[Dataset records on visual material]
-- START --
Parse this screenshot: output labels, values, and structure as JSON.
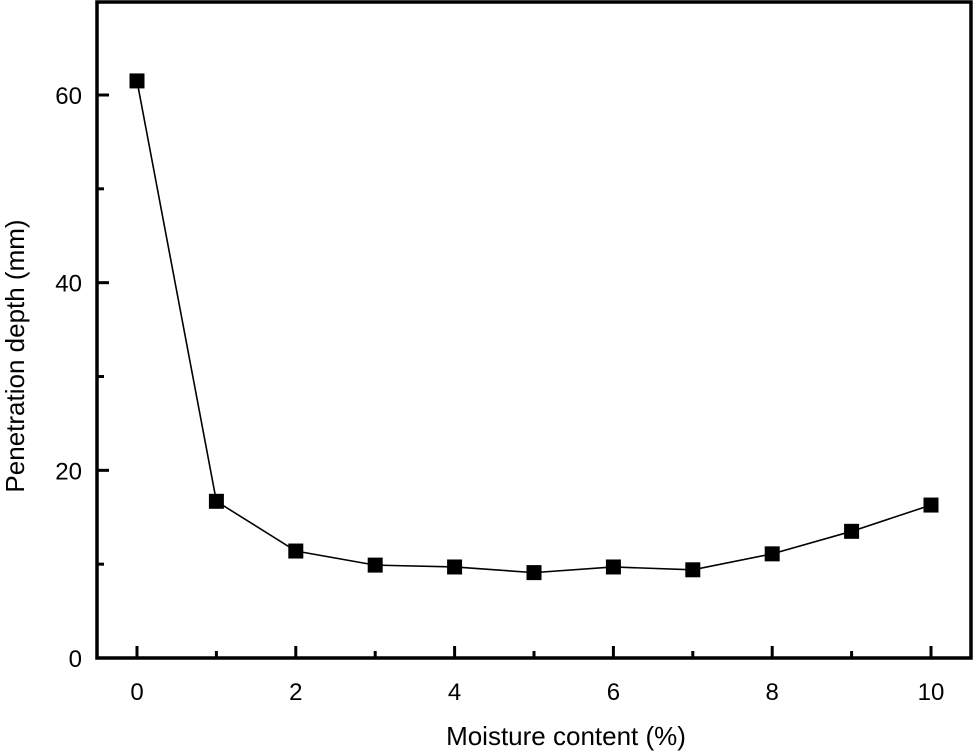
{
  "chart_data": {
    "type": "line",
    "title": "",
    "xlabel": "Moisture content (%)",
    "ylabel": "Penetration depth (mm)",
    "x": [
      0,
      1,
      2,
      3,
      4,
      5,
      6,
      7,
      8,
      9,
      10
    ],
    "series": [
      {
        "name": "Penetration depth",
        "values": [
          61.5,
          16.7,
          11.4,
          9.9,
          9.7,
          9.1,
          9.7,
          9.4,
          11.1,
          13.5,
          16.3
        ],
        "marker": "square",
        "color": "#000000"
      }
    ],
    "xlim": [
      -0.5,
      10.5
    ],
    "ylim": [
      0,
      70
    ],
    "xticks": [
      0,
      2,
      4,
      6,
      8,
      10
    ],
    "xticks_minor": [
      1,
      3,
      5,
      7,
      9
    ],
    "yticks": [
      0,
      20,
      40,
      60
    ],
    "yticks_minor": [
      10,
      30,
      50
    ],
    "xtick_labels": [
      "0",
      "2",
      "4",
      "6",
      "8",
      "10"
    ],
    "ytick_labels": [
      "0",
      "20",
      "40",
      "60"
    ],
    "grid": false,
    "legend": null
  }
}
-- END --
Aim of the exercise
Show all lines from the records above where the word "Penetration" occurs.

Expected output
    "ylabel": "Penetration depth (mm)",
        "name": "Penetration depth",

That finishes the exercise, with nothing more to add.